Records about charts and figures
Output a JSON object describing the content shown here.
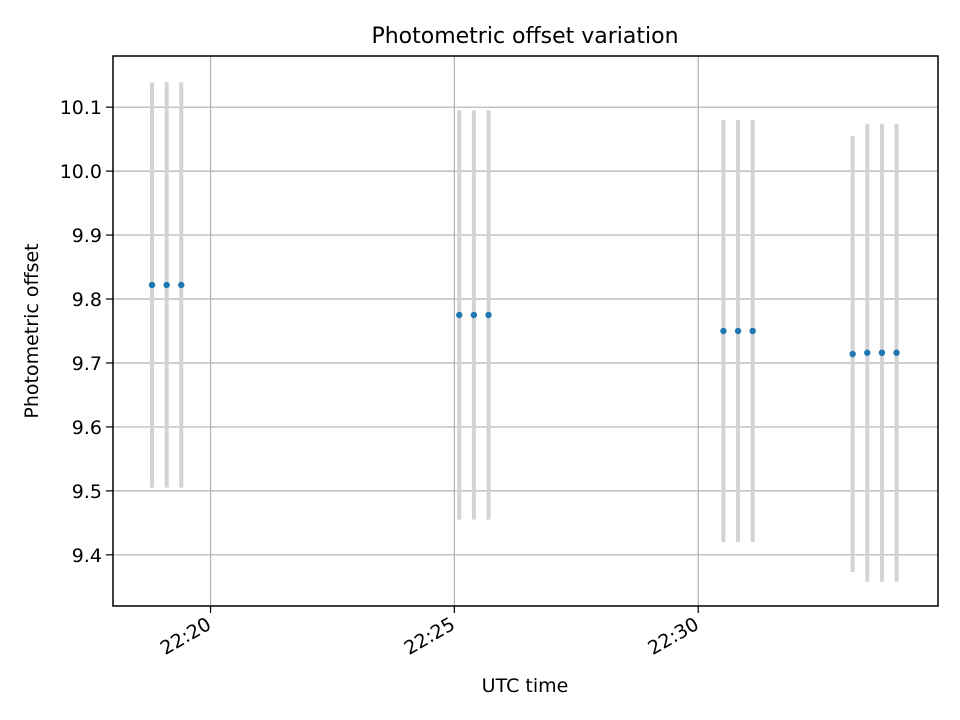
{
  "colors": {
    "point": "#1f77b4",
    "errorbar": "#d3d3d3",
    "grid": "#b0b0b0",
    "axis": "#000000",
    "background": "#ffffff"
  },
  "chart_data": {
    "type": "scatter",
    "title": "Photometric offset variation",
    "xlabel": "UTC time",
    "ylabel": "Photometric offset",
    "x_is_time": true,
    "xlim": [
      "22:18:00",
      "22:34:55"
    ],
    "ylim": [
      9.32,
      10.18
    ],
    "xticks": [
      "22:20",
      "22:25",
      "22:30"
    ],
    "yticks": [
      "9.4",
      "9.5",
      "9.6",
      "9.7",
      "9.8",
      "9.9",
      "10.0",
      "10.1"
    ],
    "grid": true,
    "errorbars": true,
    "series": [
      {
        "points": [
          {
            "x": "22:18:48",
            "y": 9.822,
            "ylow": 9.505,
            "yhigh": 10.139
          },
          {
            "x": "22:19:06",
            "y": 9.822,
            "ylow": 9.505,
            "yhigh": 10.139
          },
          {
            "x": "22:19:24",
            "y": 9.822,
            "ylow": 9.505,
            "yhigh": 10.139
          },
          {
            "x": "22:25:06",
            "y": 9.775,
            "ylow": 9.455,
            "yhigh": 10.095
          },
          {
            "x": "22:25:24",
            "y": 9.775,
            "ylow": 9.455,
            "yhigh": 10.095
          },
          {
            "x": "22:25:42",
            "y": 9.775,
            "ylow": 9.455,
            "yhigh": 10.095
          },
          {
            "x": "22:30:31",
            "y": 9.75,
            "ylow": 9.42,
            "yhigh": 10.08
          },
          {
            "x": "22:30:49",
            "y": 9.75,
            "ylow": 9.42,
            "yhigh": 10.08
          },
          {
            "x": "22:31:07",
            "y": 9.75,
            "ylow": 9.42,
            "yhigh": 10.08
          },
          {
            "x": "22:33:10",
            "y": 9.714,
            "ylow": 9.373,
            "yhigh": 10.055
          },
          {
            "x": "22:33:28",
            "y": 9.716,
            "ylow": 9.358,
            "yhigh": 10.074
          },
          {
            "x": "22:33:46",
            "y": 9.716,
            "ylow": 9.358,
            "yhigh": 10.074
          },
          {
            "x": "22:34:04",
            "y": 9.716,
            "ylow": 9.358,
            "yhigh": 10.074
          }
        ]
      }
    ]
  }
}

Prompt ▸
Give the count of lines holding the word "Photometric" and nothing more.

Reply ▸
2